_TASK OBJECTIVE_: Transcribe the lines below verbatim, skipping the images.

_EXTRACTED RECORDS_:
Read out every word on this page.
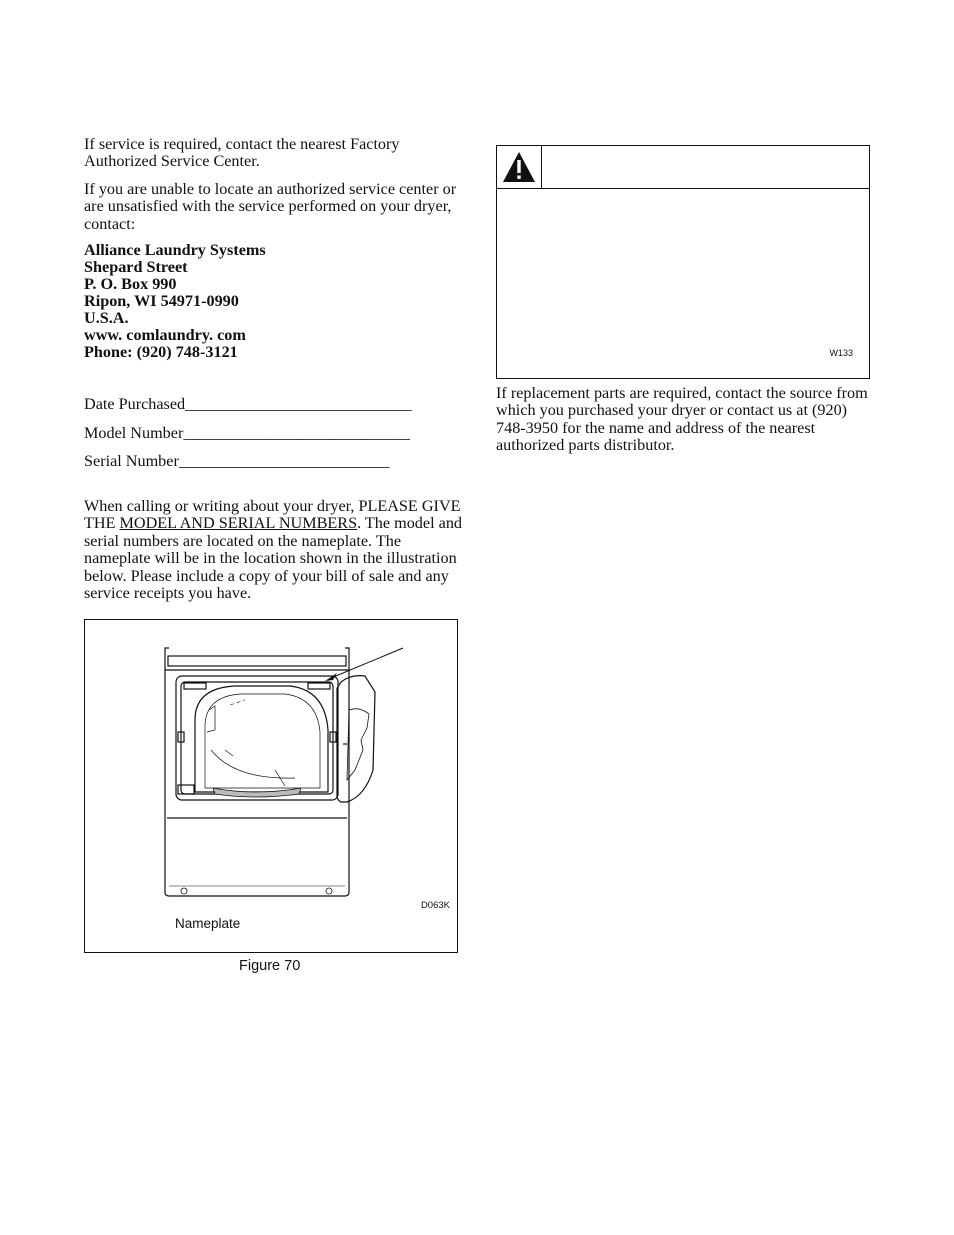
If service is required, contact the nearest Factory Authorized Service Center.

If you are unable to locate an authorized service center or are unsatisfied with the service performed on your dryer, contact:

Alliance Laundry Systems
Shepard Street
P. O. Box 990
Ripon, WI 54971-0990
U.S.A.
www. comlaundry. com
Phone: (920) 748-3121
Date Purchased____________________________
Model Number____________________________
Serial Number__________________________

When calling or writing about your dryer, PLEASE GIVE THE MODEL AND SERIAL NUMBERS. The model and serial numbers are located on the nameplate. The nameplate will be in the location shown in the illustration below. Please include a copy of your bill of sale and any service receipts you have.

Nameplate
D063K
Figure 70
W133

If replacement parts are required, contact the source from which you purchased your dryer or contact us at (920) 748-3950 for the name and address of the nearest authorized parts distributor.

_TASK RESULT_:
Read out every word on this page.
If service is required, contact the nearest Factory Authorized Service Center.

If you are unable to locate an authorized service center or are unsatisfied with the service performed on your dryer, contact:

Alliance Laundry Systems
Shepard Street
P. O. Box 990
Ripon, WI 54971-0990
U.S.A.
www. comlaundry. com
Phone: (920) 748-3121
Date Purchased____________________________
Model Number____________________________
Serial Number__________________________

When calling or writing about your dryer, PLEASE GIVE THE MODEL AND SERIAL NUMBERS. The model and serial numbers are located on the nameplate. The nameplate will be in the location shown in the illustration below. Please include a copy of your bill of sale and any service receipts you have.

Nameplate
D063K
Figure 70
W133

If replacement parts are required, contact the source from which you purchased your dryer or contact us at (920) 748-3950 for the name and address of the nearest authorized parts distributor.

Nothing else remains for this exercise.